[Provided material]
○ ○ ○

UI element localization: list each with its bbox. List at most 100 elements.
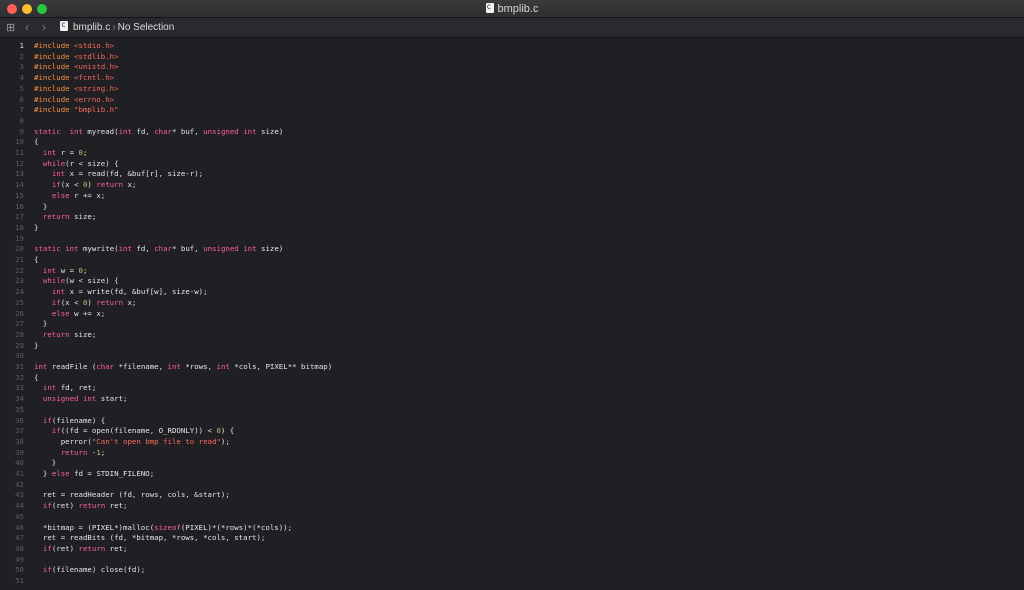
code-line[interactable]: 6 #include <errno.h> <box>0 95 1024 106</box>
code-line[interactable]: 8 <box>0 116 1024 127</box>
code-line[interactable]: 45 <box>0 512 1024 523</box>
code-line[interactable]: 41 } else fd = STDIN_FILENO; <box>0 469 1024 480</box>
code-text[interactable]: #include <stdlib.h> <box>34 52 119 63</box>
code-line[interactable]: 43 ret = readHeader (fd, rows, cols, &st… <box>0 490 1024 501</box>
code-text[interactable]: if(filename) { <box>34 416 105 427</box>
code-line[interactable]: 48 if(ret) return ret; <box>0 544 1024 555</box>
code-text[interactable]: #include <unistd.h> <box>34 62 119 73</box>
code-line[interactable]: 1 #include <stdio.h> <box>0 41 1024 52</box>
code-line[interactable]: 38 perror("Can't open bmp file to read")… <box>0 437 1024 448</box>
code-text[interactable]: #include <fcntl.h> <box>34 73 114 84</box>
forward-button[interactable]: › <box>42 20 46 34</box>
code-text[interactable]: if(filename) close(fd); <box>34 565 145 576</box>
breadcrumb-file[interactable]: bmplib.c <box>73 22 110 33</box>
code-text[interactable]: else w += x; <box>34 309 105 320</box>
code-line[interactable]: 3 #include <unistd.h> <box>0 62 1024 73</box>
code-line[interactable]: 15 else r += x; <box>0 191 1024 202</box>
code-line[interactable]: 39 return -1; <box>0 448 1024 459</box>
code-text[interactable]: int x = write(fd, &buf[w], size-w); <box>34 287 208 298</box>
code-text[interactable]: { <box>34 137 38 148</box>
code-text[interactable]: int readFile (char *filename, int *rows,… <box>34 362 332 373</box>
code-text[interactable]: #include "bmplib.h" <box>34 105 119 116</box>
code-line[interactable]: 34 unsigned int start; <box>0 394 1024 405</box>
code-text[interactable]: } <box>34 202 47 213</box>
code-line[interactable]: 25 if(x < 0) return x; <box>0 298 1024 309</box>
code-text[interactable]: if(ret) return ret; <box>34 501 128 512</box>
code-line[interactable]: 13 int x = read(fd, &buf[r], size-r); <box>0 169 1024 180</box>
code-line[interactable]: 36 if(filename) { <box>0 416 1024 427</box>
code-line[interactable]: 20 static int mywrite(int fd, char* buf, … <box>0 244 1024 255</box>
code-line[interactable]: 14 if(x < 0) return x; <box>0 180 1024 191</box>
code-text[interactable]: return -1; <box>34 448 106 459</box>
code-text[interactable]: } else fd = STDIN_FILENO; <box>34 469 154 480</box>
code-text[interactable]: return size; <box>34 212 96 223</box>
code-line[interactable]: 30 <box>0 351 1024 362</box>
back-button[interactable]: ‹ <box>25 20 29 34</box>
code-text[interactable]: } <box>34 341 38 352</box>
code-line[interactable]: 23 while(w < size) { <box>0 276 1024 287</box>
code-line[interactable]: 16 } <box>0 202 1024 213</box>
code-line[interactable]: 12 while(r < size) { <box>0 159 1024 170</box>
code-line[interactable]: 32 { <box>0 373 1024 384</box>
code-text[interactable]: else r += x; <box>34 191 105 202</box>
code-text[interactable]: { <box>34 373 38 384</box>
code-line[interactable]: 7 #include "bmplib.h" <box>0 105 1024 116</box>
code-text[interactable]: if(x < 0) return x; <box>34 298 137 309</box>
code-line[interactable]: 31 int readFile (char *filename, int *row… <box>0 362 1024 373</box>
code-line[interactable]: 26 else w += x; <box>0 309 1024 320</box>
code-text[interactable]: static int mywrite(int fd, char* buf, un… <box>34 244 283 255</box>
code-text[interactable]: static int myread(int fd, char* buf, uns… <box>34 127 283 138</box>
code-text[interactable]: #include <errno.h> <box>34 95 114 106</box>
code-text[interactable]: ret = readBits (fd, *bitmap, *rows, *col… <box>34 533 266 544</box>
breadcrumb-selection[interactable]: No Selection <box>118 22 175 33</box>
code-text[interactable]: } <box>34 223 38 234</box>
code-line[interactable]: 4 #include <fcntl.h> <box>0 73 1024 84</box>
code-line[interactable]: 28 return size; <box>0 330 1024 341</box>
code-line[interactable]: 10 { <box>0 137 1024 148</box>
code-line[interactable]: 17 return size; <box>0 212 1024 223</box>
code-line[interactable]: 21 { <box>0 255 1024 266</box>
code-line[interactable]: 18} <box>0 223 1024 234</box>
source-editor[interactable]: 1 #include <stdio.h> 2 #include <stdlib.h> 3… <box>0 38 1024 590</box>
code-line[interactable]: 33 int fd, ret; <box>0 383 1024 394</box>
code-line[interactable]: 29} <box>0 341 1024 352</box>
code-text[interactable]: } <box>34 319 47 330</box>
code-line[interactable]: 35 <box>0 405 1024 416</box>
code-text[interactable]: perror("Can't open bmp file to read"); <box>34 437 230 448</box>
code-line[interactable]: 24 int x = write(fd, &buf[w], size-w); <box>0 287 1024 298</box>
code-line[interactable]: 49 <box>0 555 1024 566</box>
code-text[interactable]: int w = 0; <box>34 266 88 277</box>
code-line[interactable]: 42 <box>0 480 1024 491</box>
code-line[interactable]: 5 #include <string.h> <box>0 84 1024 95</box>
code-text[interactable]: while(r < size) { <box>34 159 119 170</box>
code-text[interactable]: { <box>34 255 38 266</box>
code-text[interactable]: while(w < size) { <box>34 276 119 287</box>
code-line[interactable]: 9 static int myread(int fd, char* buf, un… <box>0 127 1024 138</box>
code-line[interactable]: 37 if((fd = open(filename, O_RDONLY)) < … <box>0 426 1024 437</box>
code-text[interactable]: if(ret) return ret; <box>34 544 128 555</box>
code-text[interactable]: #include <string.h> <box>34 84 119 95</box>
code-line[interactable]: 2 #include <stdlib.h> <box>0 52 1024 63</box>
related-items-grid-icon[interactable]: ⊞ <box>6 21 15 35</box>
code-line[interactable]: 11 int r = 0; <box>0 148 1024 159</box>
code-line[interactable]: 51 <box>0 576 1024 587</box>
code-text[interactable]: ret = readHeader (fd, rows, cols, &start… <box>34 490 230 501</box>
code-line[interactable]: 27 } <box>0 319 1024 330</box>
code-line[interactable]: 44 if(ret) return ret; <box>0 501 1024 512</box>
code-text[interactable]: int r = 0; <box>34 148 88 159</box>
code-text[interactable]: if(x < 0) return x; <box>34 180 137 191</box>
code-text[interactable]: #include <stdio.h> <box>34 41 114 52</box>
code-line[interactable]: 40 } <box>0 458 1024 469</box>
code-line[interactable]: 50 if(filename) close(fd); <box>0 565 1024 576</box>
code-text[interactable]: return size; <box>34 330 96 341</box>
code-text[interactable]: int fd, ret; <box>34 383 96 394</box>
code-text[interactable]: *bitmap = (PIXEL*)malloc(sizeof(PIXEL)*(… <box>34 523 292 534</box>
code-line[interactable]: 47 ret = readBits (fd, *bitmap, *rows, *… <box>0 533 1024 544</box>
code-text[interactable]: int x = read(fd, &buf[r], size-r); <box>34 169 203 180</box>
code-line[interactable]: 19 <box>0 234 1024 245</box>
code-text[interactable]: unsigned int start; <box>34 394 128 405</box>
code-line[interactable]: 22 int w = 0; <box>0 266 1024 277</box>
code-line[interactable]: 46 *bitmap = (PIXEL*)malloc(sizeof(PIXEL… <box>0 523 1024 534</box>
code-text[interactable]: if((fd = open(filename, O_RDONLY)) < 0) … <box>34 426 234 437</box>
code-text[interactable]: } <box>34 458 56 469</box>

○ ○ ○

[Given instruction]
Could you rewrite the entries above so that every "code-line" becomes "source-line", leave everything else unchanged, and omit the pictures?

[Completed task]
UI element localization: list each with its bbox. List at most 100 elements.
source-line[interactable]: 6 #include <errno.h> <box>0 95 1024 106</box>
source-line[interactable]: 8 <box>0 116 1024 127</box>
source-line[interactable]: 45 <box>0 512 1024 523</box>
source-line[interactable]: 41 } else fd = STDIN_FILENO; <box>0 469 1024 480</box>
code-text[interactable]: #include <stdlib.h> <box>34 52 119 63</box>
source-line[interactable]: 43 ret = readHeader (fd, rows, cols, &st… <box>0 490 1024 501</box>
code-text[interactable]: if(filename) { <box>34 416 105 427</box>
source-line[interactable]: 48 if(ret) return ret; <box>0 544 1024 555</box>
code-text[interactable]: #include <unistd.h> <box>34 62 119 73</box>
source-line[interactable]: 1 #include <stdio.h> <box>0 41 1024 52</box>
source-line[interactable]: 38 perror("Can't open bmp file to read")… <box>0 437 1024 448</box>
code-text[interactable]: #include <fcntl.h> <box>34 73 114 84</box>
forward-button[interactable]: › <box>42 20 46 34</box>
code-text[interactable]: if(filename) close(fd); <box>34 565 145 576</box>
breadcrumb-file[interactable]: bmplib.c <box>73 22 110 33</box>
code-text[interactable]: else w += x; <box>34 309 105 320</box>
source-line[interactable]: 3 #include <unistd.h> <box>0 62 1024 73</box>
source-line[interactable]: 15 else r += x; <box>0 191 1024 202</box>
source-line[interactable]: 39 return -1; <box>0 448 1024 459</box>
code-text[interactable]: int x = write(fd, &buf[w], size-w); <box>34 287 208 298</box>
code-text[interactable]: { <box>34 137 38 148</box>
code-text[interactable]: int readFile (char *filename, int *rows,… <box>34 362 332 373</box>
code-text[interactable]: #include "bmplib.h" <box>34 105 119 116</box>
source-line[interactable]: 34 unsigned int start; <box>0 394 1024 405</box>
code-text[interactable]: } <box>34 202 47 213</box>
source-line[interactable]: 25 if(x < 0) return x; <box>0 298 1024 309</box>
code-text[interactable]: if(ret) return ret; <box>34 501 128 512</box>
source-line[interactable]: 13 int x = read(fd, &buf[r], size-r); <box>0 169 1024 180</box>
source-line[interactable]: 36 if(filename) { <box>0 416 1024 427</box>
source-line[interactable]: 20 static int mywrite(int fd, char* buf, … <box>0 244 1024 255</box>
source-line[interactable]: 14 if(x < 0) return x; <box>0 180 1024 191</box>
code-text[interactable]: return -1; <box>34 448 106 459</box>
code-text[interactable]: } else fd = STDIN_FILENO; <box>34 469 154 480</box>
code-text[interactable]: return size; <box>34 212 96 223</box>
source-line[interactable]: 30 <box>0 351 1024 362</box>
back-button[interactable]: ‹ <box>25 20 29 34</box>
code-text[interactable]: } <box>34 341 38 352</box>
source-line[interactable]: 23 while(w < size) { <box>0 276 1024 287</box>
source-line[interactable]: 16 } <box>0 202 1024 213</box>
source-line[interactable]: 12 while(r < size) { <box>0 159 1024 170</box>
source-line[interactable]: 32 { <box>0 373 1024 384</box>
code-text[interactable]: else r += x; <box>34 191 105 202</box>
code-text[interactable]: { <box>34 373 38 384</box>
source-line[interactable]: 7 #include "bmplib.h" <box>0 105 1024 116</box>
code-text[interactable]: if(x < 0) return x; <box>34 298 137 309</box>
source-line[interactable]: 31 int readFile (char *filename, int *row… <box>0 362 1024 373</box>
source-line[interactable]: 26 else w += x; <box>0 309 1024 320</box>
code-text[interactable]: static int mywrite(int fd, char* buf, un… <box>34 244 283 255</box>
code-text[interactable]: static int myread(int fd, char* buf, uns… <box>34 127 283 138</box>
code-text[interactable]: #include <errno.h> <box>34 95 114 106</box>
code-text[interactable]: ret = readBits (fd, *bitmap, *rows, *col… <box>34 533 266 544</box>
breadcrumb-selection[interactable]: No Selection <box>118 22 175 33</box>
code-text[interactable]: } <box>34 223 38 234</box>
source-line[interactable]: 4 #include <fcntl.h> <box>0 73 1024 84</box>
source-line[interactable]: 28 return size; <box>0 330 1024 341</box>
source-line[interactable]: 10 { <box>0 137 1024 148</box>
source-line[interactable]: 17 return size; <box>0 212 1024 223</box>
source-line[interactable]: 21 { <box>0 255 1024 266</box>
source-line[interactable]: 18} <box>0 223 1024 234</box>
source-editor[interactable]: 1 #include <stdio.h> 2 #include <stdlib.h> 3… <box>0 38 1024 590</box>
source-line[interactable]: 33 int fd, ret; <box>0 383 1024 394</box>
source-line[interactable]: 29} <box>0 341 1024 352</box>
code-text[interactable]: } <box>34 319 47 330</box>
source-line[interactable]: 35 <box>0 405 1024 416</box>
code-text[interactable]: perror("Can't open bmp file to read"); <box>34 437 230 448</box>
source-line[interactable]: 24 int x = write(fd, &buf[w], size-w); <box>0 287 1024 298</box>
source-line[interactable]: 49 <box>0 555 1024 566</box>
code-text[interactable]: int w = 0; <box>34 266 88 277</box>
source-line[interactable]: 42 <box>0 480 1024 491</box>
source-line[interactable]: 5 #include <string.h> <box>0 84 1024 95</box>
code-text[interactable]: while(r < size) { <box>34 159 119 170</box>
code-text[interactable]: { <box>34 255 38 266</box>
code-text[interactable]: while(w < size) { <box>34 276 119 287</box>
source-line[interactable]: 9 static int myread(int fd, char* buf, un… <box>0 127 1024 138</box>
source-line[interactable]: 37 if((fd = open(filename, O_RDONLY)) < … <box>0 426 1024 437</box>
code-text[interactable]: if(ret) return ret; <box>34 544 128 555</box>
code-text[interactable]: #include <string.h> <box>34 84 119 95</box>
source-line[interactable]: 2 #include <stdlib.h> <box>0 52 1024 63</box>
related-items-grid-icon[interactable]: ⊞ <box>6 21 15 35</box>
source-line[interactable]: 11 int r = 0; <box>0 148 1024 159</box>
source-line[interactable]: 51 <box>0 576 1024 587</box>
code-text[interactable]: ret = readHeader (fd, rows, cols, &start… <box>34 490 230 501</box>
source-line[interactable]: 27 } <box>0 319 1024 330</box>
source-line[interactable]: 44 if(ret) return ret; <box>0 501 1024 512</box>
code-text[interactable]: int r = 0; <box>34 148 88 159</box>
code-text[interactable]: if(x < 0) return x; <box>34 180 137 191</box>
code-text[interactable]: #include <stdio.h> <box>34 41 114 52</box>
source-line[interactable]: 40 } <box>0 458 1024 469</box>
source-line[interactable]: 50 if(filename) close(fd); <box>0 565 1024 576</box>
code-text[interactable]: return size; <box>34 330 96 341</box>
code-text[interactable]: int fd, ret; <box>34 383 96 394</box>
code-text[interactable]: *bitmap = (PIXEL*)malloc(sizeof(PIXEL)*(… <box>34 523 292 534</box>
source-line[interactable]: 47 ret = readBits (fd, *bitmap, *rows, *… <box>0 533 1024 544</box>
code-text[interactable]: int x = read(fd, &buf[r], size-r); <box>34 169 203 180</box>
source-line[interactable]: 19 <box>0 234 1024 245</box>
code-text[interactable]: unsigned int start; <box>34 394 128 405</box>
source-line[interactable]: 22 int w = 0; <box>0 266 1024 277</box>
source-line[interactable]: 46 *bitmap = (PIXEL*)malloc(sizeof(PIXEL… <box>0 523 1024 534</box>
code-text[interactable]: if((fd = open(filename, O_RDONLY)) < 0) … <box>34 426 234 437</box>
code-text[interactable]: } <box>34 458 56 469</box>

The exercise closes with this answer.